◆ Work to do ◆
Make an exact copy of the entries below with the pictures removed.

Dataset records
/---
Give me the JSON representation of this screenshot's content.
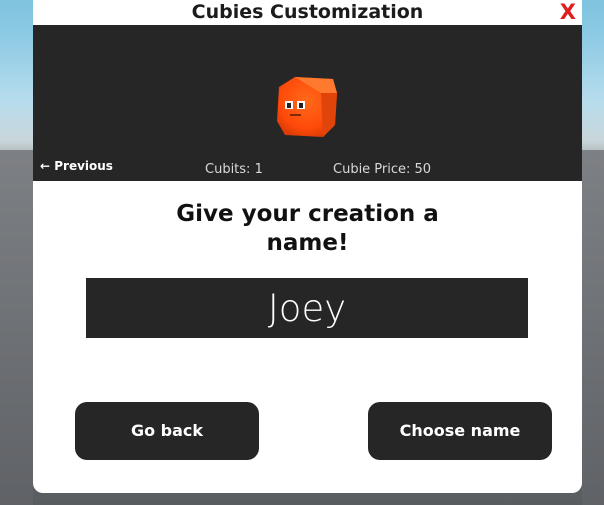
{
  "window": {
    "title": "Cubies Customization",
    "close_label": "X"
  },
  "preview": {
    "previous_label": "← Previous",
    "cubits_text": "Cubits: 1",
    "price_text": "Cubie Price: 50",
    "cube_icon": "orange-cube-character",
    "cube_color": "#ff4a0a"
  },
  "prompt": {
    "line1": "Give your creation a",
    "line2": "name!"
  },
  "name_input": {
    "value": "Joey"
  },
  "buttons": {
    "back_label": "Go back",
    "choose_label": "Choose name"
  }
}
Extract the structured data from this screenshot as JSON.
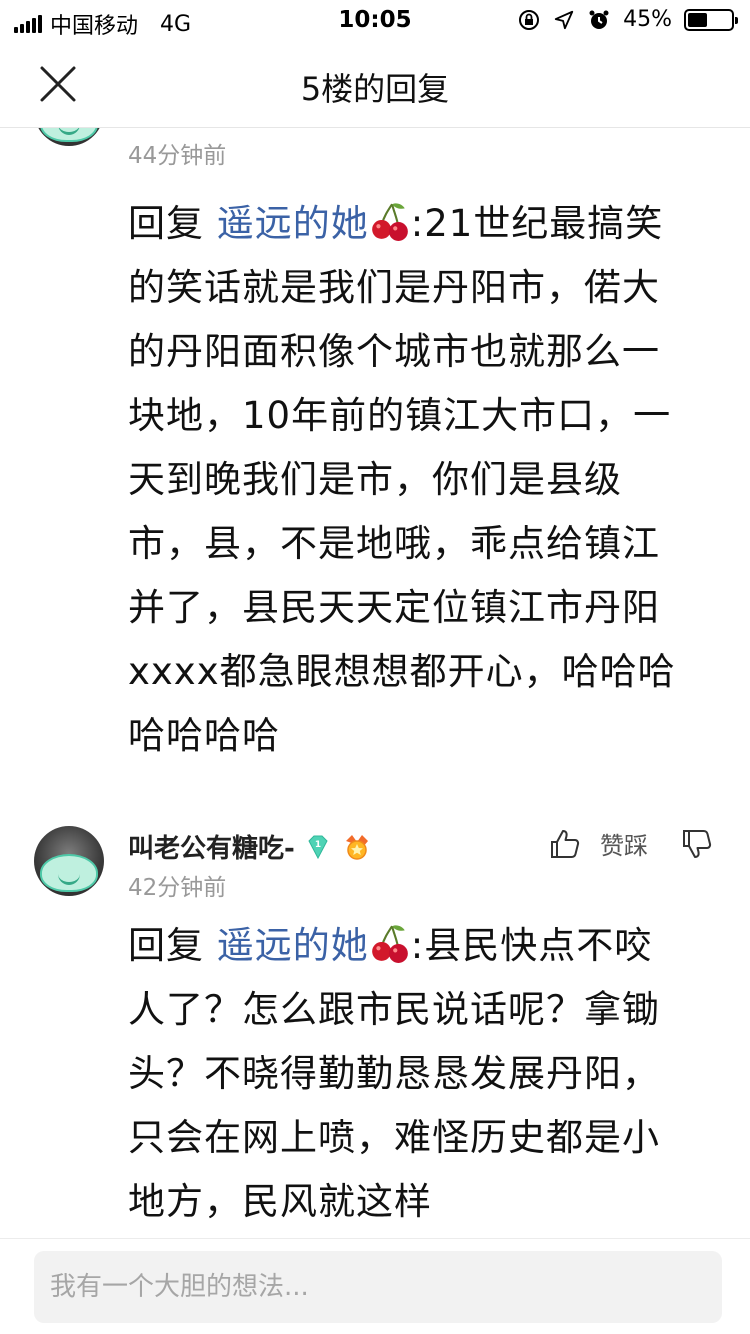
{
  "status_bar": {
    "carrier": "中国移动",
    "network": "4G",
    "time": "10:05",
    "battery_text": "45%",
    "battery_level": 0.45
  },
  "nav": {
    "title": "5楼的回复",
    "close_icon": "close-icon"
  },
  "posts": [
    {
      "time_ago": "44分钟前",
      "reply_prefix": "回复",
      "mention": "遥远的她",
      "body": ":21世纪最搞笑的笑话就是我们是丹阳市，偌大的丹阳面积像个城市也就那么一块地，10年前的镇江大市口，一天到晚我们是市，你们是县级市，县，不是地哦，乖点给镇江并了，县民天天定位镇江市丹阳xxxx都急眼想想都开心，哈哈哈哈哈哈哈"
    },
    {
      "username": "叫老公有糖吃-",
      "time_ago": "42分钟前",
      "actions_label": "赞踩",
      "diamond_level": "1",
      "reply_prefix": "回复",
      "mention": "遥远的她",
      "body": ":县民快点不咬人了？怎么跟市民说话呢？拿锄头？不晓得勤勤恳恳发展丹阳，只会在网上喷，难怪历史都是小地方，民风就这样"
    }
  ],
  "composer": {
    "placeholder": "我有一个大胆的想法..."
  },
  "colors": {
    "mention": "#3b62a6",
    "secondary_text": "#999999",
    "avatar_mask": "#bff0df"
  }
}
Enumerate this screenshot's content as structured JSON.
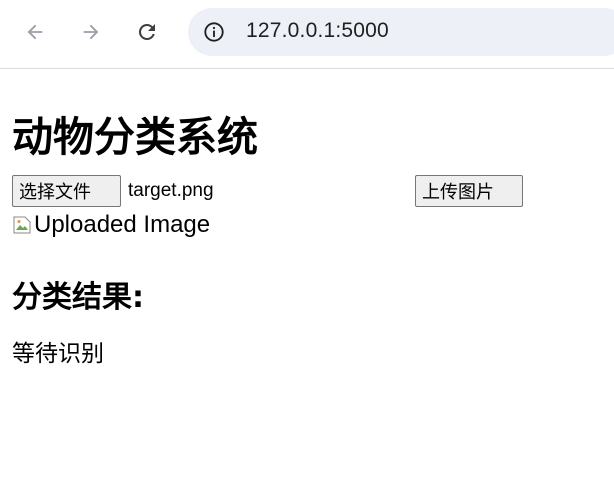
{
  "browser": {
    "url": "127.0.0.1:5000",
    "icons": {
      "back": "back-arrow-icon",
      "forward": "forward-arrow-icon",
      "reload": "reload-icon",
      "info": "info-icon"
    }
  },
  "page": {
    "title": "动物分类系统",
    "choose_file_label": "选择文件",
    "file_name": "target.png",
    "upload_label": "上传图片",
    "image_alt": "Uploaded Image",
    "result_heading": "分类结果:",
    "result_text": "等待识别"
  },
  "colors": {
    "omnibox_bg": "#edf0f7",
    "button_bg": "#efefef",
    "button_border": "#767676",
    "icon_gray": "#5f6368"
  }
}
\---
◆ Output of the task ◆
Give me the JSON representation of this screenshot's content.
{
  "window": {
    "title": "Cubies Customization",
    "close_label": "X"
  },
  "preview": {
    "previous_label": "← Previous",
    "cubits_text": "Cubits: 1",
    "price_text": "Cubie Price: 50",
    "cube_icon": "orange-cube-character",
    "cube_color": "#ff4a0a"
  },
  "prompt": {
    "line1": "Give your creation a",
    "line2": "name!"
  },
  "name_input": {
    "value": "Joey"
  },
  "buttons": {
    "back_label": "Go back",
    "choose_label": "Choose name"
  }
}
Extract the structured data from this screenshot as JSON.
{
  "status_bar": {
    "carrier": "中国移动",
    "network": "4G",
    "time": "10:05",
    "battery_text": "45%",
    "battery_level": 0.45
  },
  "nav": {
    "title": "5楼的回复",
    "close_icon": "close-icon"
  },
  "posts": [
    {
      "time_ago": "44分钟前",
      "reply_prefix": "回复",
      "mention": "遥远的她",
      "body": ":21世纪最搞笑的笑话就是我们是丹阳市，偌大的丹阳面积像个城市也就那么一块地，10年前的镇江大市口，一天到晚我们是市，你们是县级市，县，不是地哦，乖点给镇江并了，县民天天定位镇江市丹阳xxxx都急眼想想都开心，哈哈哈哈哈哈哈"
    },
    {
      "username": "叫老公有糖吃-",
      "time_ago": "42分钟前",
      "actions_label": "赞踩",
      "diamond_level": "1",
      "reply_prefix": "回复",
      "mention": "遥远的她",
      "body": ":县民快点不咬人了？怎么跟市民说话呢？拿锄头？不晓得勤勤恳恳发展丹阳，只会在网上喷，难怪历史都是小地方，民风就这样"
    }
  ],
  "composer": {
    "placeholder": "我有一个大胆的想法..."
  },
  "colors": {
    "mention": "#3b62a6",
    "secondary_text": "#999999",
    "avatar_mask": "#bff0df"
  }
}
Enumerate this screenshot's content as structured JSON.
{
  "browser": {
    "url": "127.0.0.1:5000",
    "icons": {
      "back": "back-arrow-icon",
      "forward": "forward-arrow-icon",
      "reload": "reload-icon",
      "info": "info-icon"
    }
  },
  "page": {
    "title": "动物分类系统",
    "choose_file_label": "选择文件",
    "file_name": "target.png",
    "upload_label": "上传图片",
    "image_alt": "Uploaded Image",
    "result_heading": "分类结果:",
    "result_text": "等待识别"
  },
  "colors": {
    "omnibox_bg": "#edf0f7",
    "button_bg": "#efefef",
    "button_border": "#767676",
    "icon_gray": "#5f6368"
  }
}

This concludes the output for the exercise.